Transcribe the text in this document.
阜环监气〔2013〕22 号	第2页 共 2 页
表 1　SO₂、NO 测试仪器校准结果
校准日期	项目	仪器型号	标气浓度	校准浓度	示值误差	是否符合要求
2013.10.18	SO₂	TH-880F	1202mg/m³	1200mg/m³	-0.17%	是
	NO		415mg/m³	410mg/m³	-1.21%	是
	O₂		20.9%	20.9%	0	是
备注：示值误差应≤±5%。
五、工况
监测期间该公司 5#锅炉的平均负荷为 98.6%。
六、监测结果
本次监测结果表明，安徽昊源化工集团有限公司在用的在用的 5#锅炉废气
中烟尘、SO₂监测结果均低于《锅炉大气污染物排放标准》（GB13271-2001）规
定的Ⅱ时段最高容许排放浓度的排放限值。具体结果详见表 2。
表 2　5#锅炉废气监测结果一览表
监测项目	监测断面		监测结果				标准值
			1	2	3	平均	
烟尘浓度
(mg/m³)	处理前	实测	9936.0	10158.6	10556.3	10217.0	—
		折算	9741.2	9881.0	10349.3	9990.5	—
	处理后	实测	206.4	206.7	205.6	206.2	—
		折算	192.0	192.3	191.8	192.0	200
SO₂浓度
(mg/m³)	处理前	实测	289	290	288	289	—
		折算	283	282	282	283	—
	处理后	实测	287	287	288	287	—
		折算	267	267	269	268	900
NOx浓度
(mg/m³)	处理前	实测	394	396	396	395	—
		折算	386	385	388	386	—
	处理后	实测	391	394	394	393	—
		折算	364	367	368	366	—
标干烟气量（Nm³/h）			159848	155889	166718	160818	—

◆ ◆ ◆ ◆ ◆ ◆ ◆

Reproduce the entries above exactly.

Transcribe the text in this document.
阜环监气〔2013〕22 号	第2页 共 2 页
表 1　SO₂、NO 测试仪器校准结果
校准日期	项目	仪器型号	标气浓度	校准浓度	示值误差	是否符合要求
2013.10.18	SO₂	TH-880F	1202mg/m³	1200mg/m³	-0.17%	是
	NO		415mg/m³	410mg/m³	-1.21%	是
	O₂		20.9%	20.9%	0	是
备注：示值误差应≤±5%。
五、工况
监测期间该公司 5#锅炉的平均负荷为 98.6%。
六、监测结果
本次监测结果表明，安徽昊源化工集团有限公司在用的在用的 5#锅炉废气
中烟尘、SO₂监测结果均低于《锅炉大气污染物排放标准》（GB13271-2001）规
定的Ⅱ时段最高容许排放浓度的排放限值。具体结果详见表 2。
表 2　5#锅炉废气监测结果一览表
监测项目	监测断面		监测结果				标准值
			1	2	3	平均	
烟尘浓度
(mg/m³)	处理前	实测	9936.0	10158.6	10556.3	10217.0	—
		折算	9741.2	9881.0	10349.3	9990.5	—
	处理后	实测	206.4	206.7	205.6	206.2	—
		折算	192.0	192.3	191.8	192.0	200
SO₂浓度
(mg/m³)	处理前	实测	289	290	288	289	—
		折算	283	282	282	283	—
	处理后	实测	287	287	288	287	—
		折算	267	267	269	268	900
NOx浓度
(mg/m³)	处理前	实测	394	396	396	395	—
		折算	386	385	388	386	—
	处理后	实测	391	394	394	393	—
		折算	364	367	368	366	—
标干烟气量（Nm³/h）			159848	155889	166718	160818	—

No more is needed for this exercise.